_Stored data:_

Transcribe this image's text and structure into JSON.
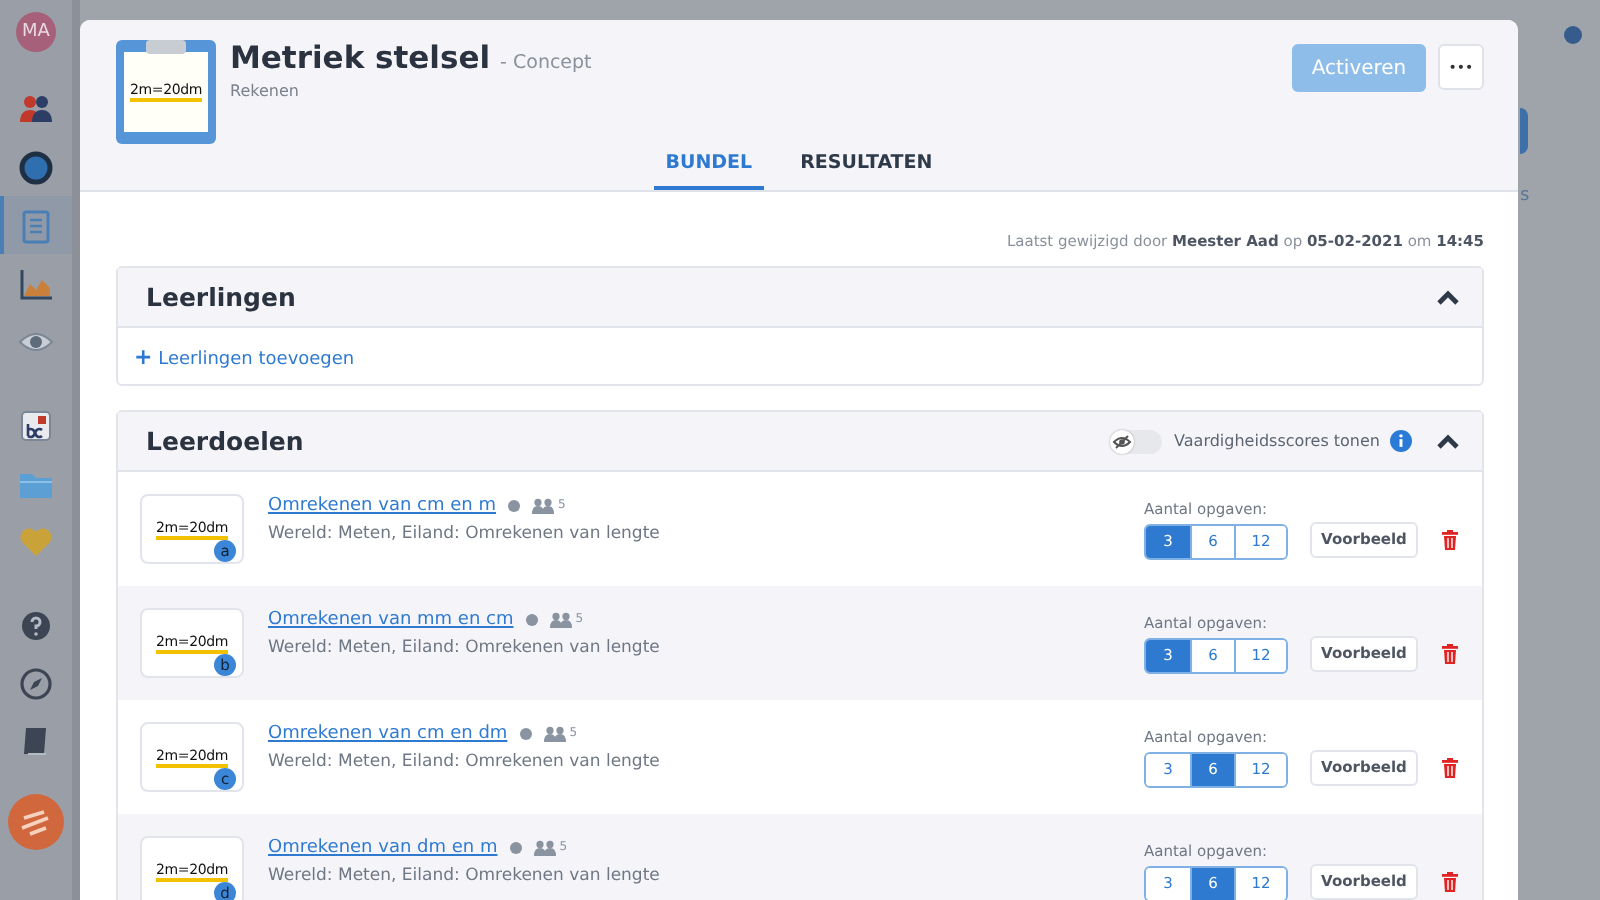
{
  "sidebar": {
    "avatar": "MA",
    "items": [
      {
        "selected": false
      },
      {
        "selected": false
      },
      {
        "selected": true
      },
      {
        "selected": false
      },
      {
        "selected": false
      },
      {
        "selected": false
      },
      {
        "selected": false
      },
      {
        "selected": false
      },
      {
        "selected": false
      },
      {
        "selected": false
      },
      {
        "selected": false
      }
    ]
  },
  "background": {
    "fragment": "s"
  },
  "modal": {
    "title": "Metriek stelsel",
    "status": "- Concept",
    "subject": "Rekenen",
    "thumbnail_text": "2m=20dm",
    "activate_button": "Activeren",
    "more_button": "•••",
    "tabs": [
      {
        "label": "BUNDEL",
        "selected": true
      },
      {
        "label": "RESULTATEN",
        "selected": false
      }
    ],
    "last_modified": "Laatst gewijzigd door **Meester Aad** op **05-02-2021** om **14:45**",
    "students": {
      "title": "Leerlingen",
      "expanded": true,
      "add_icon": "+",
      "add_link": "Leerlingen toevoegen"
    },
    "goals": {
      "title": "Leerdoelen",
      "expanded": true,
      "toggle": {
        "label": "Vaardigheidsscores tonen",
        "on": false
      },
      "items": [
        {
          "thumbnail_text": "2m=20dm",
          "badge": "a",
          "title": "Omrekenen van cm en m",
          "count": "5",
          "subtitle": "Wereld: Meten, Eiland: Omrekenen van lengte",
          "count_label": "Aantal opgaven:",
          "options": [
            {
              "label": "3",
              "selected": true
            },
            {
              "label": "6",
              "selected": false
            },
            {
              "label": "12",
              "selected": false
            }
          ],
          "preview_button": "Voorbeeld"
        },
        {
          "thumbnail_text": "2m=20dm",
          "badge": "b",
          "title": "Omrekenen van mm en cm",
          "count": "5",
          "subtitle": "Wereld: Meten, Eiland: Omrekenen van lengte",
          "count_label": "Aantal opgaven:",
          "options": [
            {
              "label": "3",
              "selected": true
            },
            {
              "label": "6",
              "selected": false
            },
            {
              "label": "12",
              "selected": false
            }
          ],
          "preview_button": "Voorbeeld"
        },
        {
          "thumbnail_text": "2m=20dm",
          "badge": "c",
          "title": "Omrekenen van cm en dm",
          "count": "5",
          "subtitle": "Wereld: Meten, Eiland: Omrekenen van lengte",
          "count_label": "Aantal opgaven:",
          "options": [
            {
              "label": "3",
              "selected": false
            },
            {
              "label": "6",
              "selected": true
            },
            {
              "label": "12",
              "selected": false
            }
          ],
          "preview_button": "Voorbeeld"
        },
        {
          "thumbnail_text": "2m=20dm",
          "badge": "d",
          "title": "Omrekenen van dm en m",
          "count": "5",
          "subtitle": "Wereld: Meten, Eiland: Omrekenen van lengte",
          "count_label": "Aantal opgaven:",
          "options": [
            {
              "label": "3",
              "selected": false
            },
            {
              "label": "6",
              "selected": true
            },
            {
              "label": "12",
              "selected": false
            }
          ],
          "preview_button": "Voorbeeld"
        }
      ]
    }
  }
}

_Directions:_
The pictures should not be reproduced; quote all of the other material exactly.

_Solution to this exercise:_
Transcribe this image's text and structure into JSON.
{
  "sidebar": {
    "avatar": "MA",
    "items": [
      {
        "selected": false
      },
      {
        "selected": false
      },
      {
        "selected": true
      },
      {
        "selected": false
      },
      {
        "selected": false
      },
      {
        "selected": false
      },
      {
        "selected": false
      },
      {
        "selected": false
      },
      {
        "selected": false
      },
      {
        "selected": false
      },
      {
        "selected": false
      }
    ]
  },
  "background": {
    "fragment": "s"
  },
  "modal": {
    "title": "Metriek stelsel",
    "status": "- Concept",
    "subject": "Rekenen",
    "thumbnail_text": "2m=20dm",
    "activate_button": "Activeren",
    "more_button": "•••",
    "tabs": [
      {
        "label": "BUNDEL",
        "selected": true
      },
      {
        "label": "RESULTATEN",
        "selected": false
      }
    ],
    "last_modified": "Laatst gewijzigd door **Meester Aad** op **05-02-2021** om **14:45**",
    "students": {
      "title": "Leerlingen",
      "expanded": true,
      "add_icon": "+",
      "add_link": "Leerlingen toevoegen"
    },
    "goals": {
      "title": "Leerdoelen",
      "expanded": true,
      "toggle": {
        "label": "Vaardigheidsscores tonen",
        "on": false
      },
      "items": [
        {
          "thumbnail_text": "2m=20dm",
          "badge": "a",
          "title": "Omrekenen van cm en m",
          "count": "5",
          "subtitle": "Wereld: Meten, Eiland: Omrekenen van lengte",
          "count_label": "Aantal opgaven:",
          "options": [
            {
              "label": "3",
              "selected": true
            },
            {
              "label": "6",
              "selected": false
            },
            {
              "label": "12",
              "selected": false
            }
          ],
          "preview_button": "Voorbeeld"
        },
        {
          "thumbnail_text": "2m=20dm",
          "badge": "b",
          "title": "Omrekenen van mm en cm",
          "count": "5",
          "subtitle": "Wereld: Meten, Eiland: Omrekenen van lengte",
          "count_label": "Aantal opgaven:",
          "options": [
            {
              "label": "3",
              "selected": true
            },
            {
              "label": "6",
              "selected": false
            },
            {
              "label": "12",
              "selected": false
            }
          ],
          "preview_button": "Voorbeeld"
        },
        {
          "thumbnail_text": "2m=20dm",
          "badge": "c",
          "title": "Omrekenen van cm en dm",
          "count": "5",
          "subtitle": "Wereld: Meten, Eiland: Omrekenen van lengte",
          "count_label": "Aantal opgaven:",
          "options": [
            {
              "label": "3",
              "selected": false
            },
            {
              "label": "6",
              "selected": true
            },
            {
              "label": "12",
              "selected": false
            }
          ],
          "preview_button": "Voorbeeld"
        },
        {
          "thumbnail_text": "2m=20dm",
          "badge": "d",
          "title": "Omrekenen van dm en m",
          "count": "5",
          "subtitle": "Wereld: Meten, Eiland: Omrekenen van lengte",
          "count_label": "Aantal opgaven:",
          "options": [
            {
              "label": "3",
              "selected": false
            },
            {
              "label": "6",
              "selected": true
            },
            {
              "label": "12",
              "selected": false
            }
          ],
          "preview_button": "Voorbeeld"
        }
      ]
    }
  }
}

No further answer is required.